(Records excerpted from a collection)

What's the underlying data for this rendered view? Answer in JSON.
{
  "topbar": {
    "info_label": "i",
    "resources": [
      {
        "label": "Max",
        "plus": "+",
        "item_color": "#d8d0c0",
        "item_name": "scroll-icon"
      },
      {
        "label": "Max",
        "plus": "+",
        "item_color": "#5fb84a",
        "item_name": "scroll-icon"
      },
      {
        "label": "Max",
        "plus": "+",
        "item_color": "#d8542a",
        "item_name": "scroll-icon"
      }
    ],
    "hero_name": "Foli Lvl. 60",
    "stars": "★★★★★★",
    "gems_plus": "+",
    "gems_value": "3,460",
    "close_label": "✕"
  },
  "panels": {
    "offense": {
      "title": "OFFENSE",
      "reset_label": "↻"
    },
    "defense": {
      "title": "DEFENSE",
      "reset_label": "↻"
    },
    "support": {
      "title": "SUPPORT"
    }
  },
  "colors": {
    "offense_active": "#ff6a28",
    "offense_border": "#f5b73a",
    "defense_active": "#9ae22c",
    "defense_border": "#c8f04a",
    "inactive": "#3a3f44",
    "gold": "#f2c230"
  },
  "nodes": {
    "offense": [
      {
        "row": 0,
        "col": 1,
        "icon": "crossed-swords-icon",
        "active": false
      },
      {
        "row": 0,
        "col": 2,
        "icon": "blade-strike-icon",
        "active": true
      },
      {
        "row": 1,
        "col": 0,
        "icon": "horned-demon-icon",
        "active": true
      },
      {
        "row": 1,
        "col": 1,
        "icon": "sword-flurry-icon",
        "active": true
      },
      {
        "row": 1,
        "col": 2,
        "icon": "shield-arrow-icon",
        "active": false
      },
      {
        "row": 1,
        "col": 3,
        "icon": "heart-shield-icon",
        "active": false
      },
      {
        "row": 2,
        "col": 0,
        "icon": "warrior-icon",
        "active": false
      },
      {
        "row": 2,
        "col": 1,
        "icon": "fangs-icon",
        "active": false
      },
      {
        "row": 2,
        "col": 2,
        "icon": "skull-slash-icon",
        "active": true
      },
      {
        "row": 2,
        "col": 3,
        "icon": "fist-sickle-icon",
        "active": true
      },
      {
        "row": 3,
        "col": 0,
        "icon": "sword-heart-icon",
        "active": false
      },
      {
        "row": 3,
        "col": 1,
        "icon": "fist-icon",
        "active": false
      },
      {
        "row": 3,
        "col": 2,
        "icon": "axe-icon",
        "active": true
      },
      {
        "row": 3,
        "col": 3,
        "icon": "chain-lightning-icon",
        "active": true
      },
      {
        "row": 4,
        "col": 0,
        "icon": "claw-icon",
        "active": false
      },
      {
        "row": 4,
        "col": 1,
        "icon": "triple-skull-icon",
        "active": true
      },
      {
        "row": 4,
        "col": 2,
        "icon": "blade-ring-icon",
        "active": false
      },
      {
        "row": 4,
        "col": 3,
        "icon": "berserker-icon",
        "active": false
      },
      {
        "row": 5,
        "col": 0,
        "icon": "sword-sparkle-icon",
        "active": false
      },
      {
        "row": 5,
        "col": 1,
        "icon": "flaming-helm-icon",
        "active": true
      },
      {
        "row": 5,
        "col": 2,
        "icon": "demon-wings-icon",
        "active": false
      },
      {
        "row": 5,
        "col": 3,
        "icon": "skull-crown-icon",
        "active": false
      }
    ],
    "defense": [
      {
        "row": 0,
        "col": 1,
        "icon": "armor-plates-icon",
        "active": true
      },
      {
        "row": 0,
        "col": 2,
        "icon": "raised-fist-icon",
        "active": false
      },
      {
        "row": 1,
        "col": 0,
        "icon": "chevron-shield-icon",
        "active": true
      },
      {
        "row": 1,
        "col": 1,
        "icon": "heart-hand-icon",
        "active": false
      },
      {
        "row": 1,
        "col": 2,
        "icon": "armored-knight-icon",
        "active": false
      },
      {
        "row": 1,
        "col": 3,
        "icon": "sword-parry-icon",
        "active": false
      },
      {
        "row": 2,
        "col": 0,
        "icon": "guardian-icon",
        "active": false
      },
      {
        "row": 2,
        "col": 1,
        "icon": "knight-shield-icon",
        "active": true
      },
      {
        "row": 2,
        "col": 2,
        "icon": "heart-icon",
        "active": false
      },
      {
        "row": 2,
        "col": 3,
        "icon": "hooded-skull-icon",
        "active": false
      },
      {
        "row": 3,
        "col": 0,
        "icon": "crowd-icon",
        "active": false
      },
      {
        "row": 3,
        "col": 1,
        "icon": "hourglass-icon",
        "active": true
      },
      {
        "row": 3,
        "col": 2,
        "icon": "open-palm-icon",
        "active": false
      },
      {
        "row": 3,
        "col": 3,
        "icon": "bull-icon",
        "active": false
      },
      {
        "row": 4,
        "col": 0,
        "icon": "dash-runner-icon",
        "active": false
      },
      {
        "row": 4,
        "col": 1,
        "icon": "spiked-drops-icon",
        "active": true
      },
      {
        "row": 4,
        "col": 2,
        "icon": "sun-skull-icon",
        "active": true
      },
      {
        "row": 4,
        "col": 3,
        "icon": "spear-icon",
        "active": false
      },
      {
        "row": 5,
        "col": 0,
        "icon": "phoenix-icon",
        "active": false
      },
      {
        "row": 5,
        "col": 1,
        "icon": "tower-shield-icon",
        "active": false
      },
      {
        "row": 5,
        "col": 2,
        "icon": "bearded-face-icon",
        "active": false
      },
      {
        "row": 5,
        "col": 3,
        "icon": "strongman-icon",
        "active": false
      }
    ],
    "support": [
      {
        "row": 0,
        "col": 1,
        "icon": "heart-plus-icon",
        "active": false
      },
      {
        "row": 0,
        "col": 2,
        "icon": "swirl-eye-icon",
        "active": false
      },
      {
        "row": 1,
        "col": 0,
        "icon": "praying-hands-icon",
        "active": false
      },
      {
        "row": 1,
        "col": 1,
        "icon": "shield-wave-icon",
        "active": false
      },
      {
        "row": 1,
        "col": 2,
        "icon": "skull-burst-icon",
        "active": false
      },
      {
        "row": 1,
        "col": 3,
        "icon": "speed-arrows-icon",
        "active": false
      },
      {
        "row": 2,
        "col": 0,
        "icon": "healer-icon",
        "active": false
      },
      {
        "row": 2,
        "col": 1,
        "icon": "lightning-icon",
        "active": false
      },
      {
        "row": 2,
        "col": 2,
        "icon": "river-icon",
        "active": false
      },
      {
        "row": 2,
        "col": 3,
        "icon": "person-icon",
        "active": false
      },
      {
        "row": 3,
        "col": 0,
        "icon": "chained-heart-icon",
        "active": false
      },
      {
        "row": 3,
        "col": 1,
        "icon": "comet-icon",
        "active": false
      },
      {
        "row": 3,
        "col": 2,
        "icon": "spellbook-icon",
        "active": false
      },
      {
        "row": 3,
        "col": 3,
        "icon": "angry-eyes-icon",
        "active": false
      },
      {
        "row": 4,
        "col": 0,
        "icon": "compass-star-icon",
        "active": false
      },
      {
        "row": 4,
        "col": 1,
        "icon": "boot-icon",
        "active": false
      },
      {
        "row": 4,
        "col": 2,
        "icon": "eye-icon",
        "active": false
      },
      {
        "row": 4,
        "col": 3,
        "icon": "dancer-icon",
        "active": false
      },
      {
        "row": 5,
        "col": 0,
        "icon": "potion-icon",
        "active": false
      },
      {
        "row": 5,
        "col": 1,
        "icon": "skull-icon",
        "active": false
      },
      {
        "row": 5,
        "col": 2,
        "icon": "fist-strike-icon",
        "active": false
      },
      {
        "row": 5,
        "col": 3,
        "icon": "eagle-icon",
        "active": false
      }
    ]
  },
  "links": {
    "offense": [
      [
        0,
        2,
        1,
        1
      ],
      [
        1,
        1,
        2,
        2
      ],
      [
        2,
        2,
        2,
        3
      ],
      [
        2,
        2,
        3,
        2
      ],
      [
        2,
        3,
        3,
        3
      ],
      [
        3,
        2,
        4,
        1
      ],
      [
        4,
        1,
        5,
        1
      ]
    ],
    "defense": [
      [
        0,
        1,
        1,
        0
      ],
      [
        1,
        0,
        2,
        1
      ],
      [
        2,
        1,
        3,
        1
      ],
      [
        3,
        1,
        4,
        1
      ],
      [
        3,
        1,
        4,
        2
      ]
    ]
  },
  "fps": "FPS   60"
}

Brief >>
Go through the records and pull out each line that includes the word "skull".

Reply >>
        "icon": "skull-slash-icon",
        "icon": "triple-skull-icon",
        "icon": "skull-crown-icon",
        "icon": "hooded-skull-icon",
        "icon": "sun-skull-icon",
        "icon": "skull-burst-icon",
        "icon": "skull-icon",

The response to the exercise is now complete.